Every record must be repeated exactly; omit any pictures they contain.

········

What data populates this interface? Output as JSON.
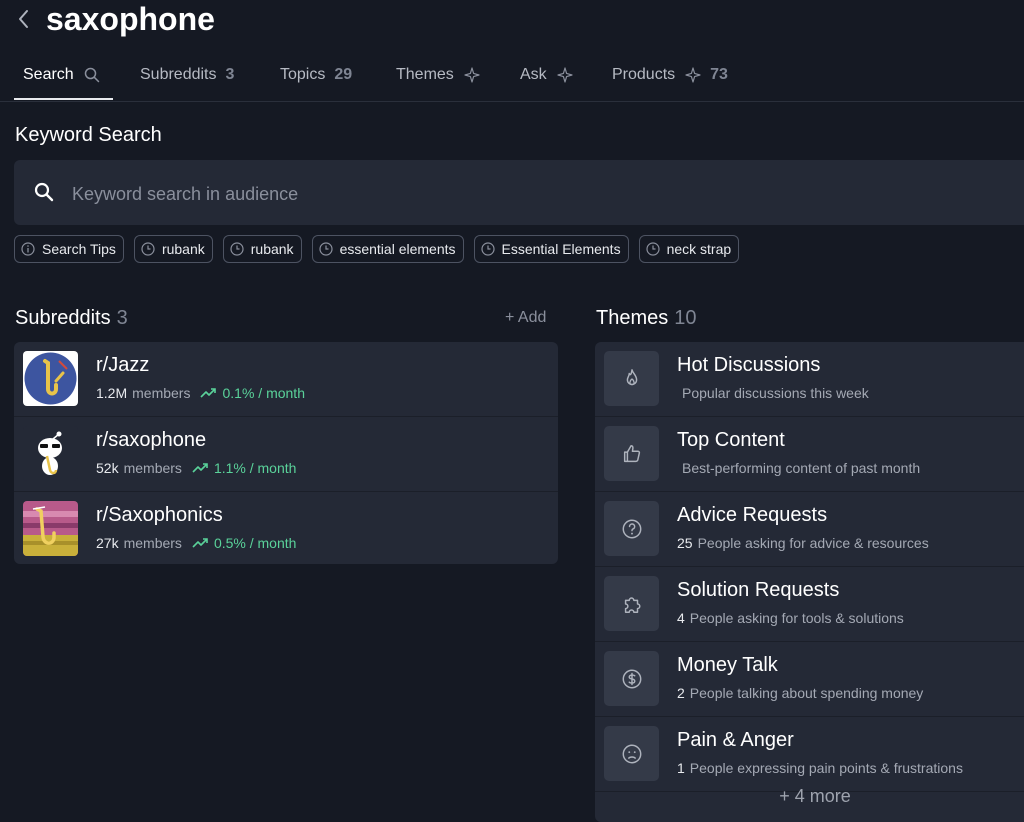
{
  "header": {
    "title": "saxophone"
  },
  "tabs": [
    {
      "label": "Search",
      "icon": "search-icon"
    },
    {
      "label": "Subreddits",
      "count": "3"
    },
    {
      "label": "Topics",
      "count": "29"
    },
    {
      "label": "Themes",
      "icon": "sparkle-icon"
    },
    {
      "label": "Ask",
      "icon": "sparkle-icon"
    },
    {
      "label": "Products",
      "icon": "sparkle-icon",
      "count": "73"
    }
  ],
  "keyword_search": {
    "title": "Keyword Search",
    "placeholder": "Keyword search in audience",
    "value": "",
    "pills": [
      {
        "label": "Search Tips",
        "icon": "info-icon"
      },
      {
        "label": "rubank",
        "icon": "clock-icon"
      },
      {
        "label": "rubank",
        "icon": "clock-icon"
      },
      {
        "label": "essential elements",
        "icon": "clock-icon"
      },
      {
        "label": "Essential Elements",
        "icon": "clock-icon"
      },
      {
        "label": "neck strap",
        "icon": "clock-icon"
      }
    ]
  },
  "subreddits": {
    "title": "Subreddits",
    "count": "3",
    "add_label": "+ Add",
    "members_label": "members",
    "items": [
      {
        "name": "r/Jazz",
        "members": "1.2M",
        "growth": "0.1% / month"
      },
      {
        "name": "r/saxophone",
        "members": "52k",
        "growth": "1.1% / month"
      },
      {
        "name": "r/Saxophonics",
        "members": "27k",
        "growth": "0.5% / month"
      }
    ]
  },
  "themes": {
    "title": "Themes",
    "count": "10",
    "items": [
      {
        "name": "Hot Discussions",
        "count": "",
        "desc": "Popular discussions this week",
        "icon": "flame-icon"
      },
      {
        "name": "Top Content",
        "count": "",
        "desc": "Best-performing content of past month",
        "icon": "thumbs-up-icon"
      },
      {
        "name": "Advice Requests",
        "count": "25",
        "desc": "People asking for advice & resources",
        "icon": "question-icon"
      },
      {
        "name": "Solution Requests",
        "count": "4",
        "desc": "People asking for tools & solutions",
        "icon": "puzzle-icon"
      },
      {
        "name": "Money Talk",
        "count": "2",
        "desc": "People talking about spending money",
        "icon": "dollar-icon"
      },
      {
        "name": "Pain & Anger",
        "count": "1",
        "desc": "People expressing pain points & frustrations",
        "icon": "sad-face-icon"
      }
    ],
    "more_label": "+ 4 more"
  },
  "colors": {
    "background": "#151923",
    "card": "#242936",
    "growth": "#5ad29a",
    "muted": "#7f8593"
  }
}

········

**Final result**
What data populates this interface? Output as JSON.
{
  "header": {
    "title": "saxophone"
  },
  "tabs": [
    {
      "label": "Search",
      "icon": "search-icon"
    },
    {
      "label": "Subreddits",
      "count": "3"
    },
    {
      "label": "Topics",
      "count": "29"
    },
    {
      "label": "Themes",
      "icon": "sparkle-icon"
    },
    {
      "label": "Ask",
      "icon": "sparkle-icon"
    },
    {
      "label": "Products",
      "icon": "sparkle-icon",
      "count": "73"
    }
  ],
  "keyword_search": {
    "title": "Keyword Search",
    "placeholder": "Keyword search in audience",
    "value": "",
    "pills": [
      {
        "label": "Search Tips",
        "icon": "info-icon"
      },
      {
        "label": "rubank",
        "icon": "clock-icon"
      },
      {
        "label": "rubank",
        "icon": "clock-icon"
      },
      {
        "label": "essential elements",
        "icon": "clock-icon"
      },
      {
        "label": "Essential Elements",
        "icon": "clock-icon"
      },
      {
        "label": "neck strap",
        "icon": "clock-icon"
      }
    ]
  },
  "subreddits": {
    "title": "Subreddits",
    "count": "3",
    "add_label": "+ Add",
    "members_label": "members",
    "items": [
      {
        "name": "r/Jazz",
        "members": "1.2M",
        "growth": "0.1% / month"
      },
      {
        "name": "r/saxophone",
        "members": "52k",
        "growth": "1.1% / month"
      },
      {
        "name": "r/Saxophonics",
        "members": "27k",
        "growth": "0.5% / month"
      }
    ]
  },
  "themes": {
    "title": "Themes",
    "count": "10",
    "items": [
      {
        "name": "Hot Discussions",
        "count": "",
        "desc": "Popular discussions this week",
        "icon": "flame-icon"
      },
      {
        "name": "Top Content",
        "count": "",
        "desc": "Best-performing content of past month",
        "icon": "thumbs-up-icon"
      },
      {
        "name": "Advice Requests",
        "count": "25",
        "desc": "People asking for advice & resources",
        "icon": "question-icon"
      },
      {
        "name": "Solution Requests",
        "count": "4",
        "desc": "People asking for tools & solutions",
        "icon": "puzzle-icon"
      },
      {
        "name": "Money Talk",
        "count": "2",
        "desc": "People talking about spending money",
        "icon": "dollar-icon"
      },
      {
        "name": "Pain & Anger",
        "count": "1",
        "desc": "People expressing pain points & frustrations",
        "icon": "sad-face-icon"
      }
    ],
    "more_label": "+ 4 more"
  },
  "colors": {
    "background": "#151923",
    "card": "#242936",
    "growth": "#5ad29a",
    "muted": "#7f8593"
  }
}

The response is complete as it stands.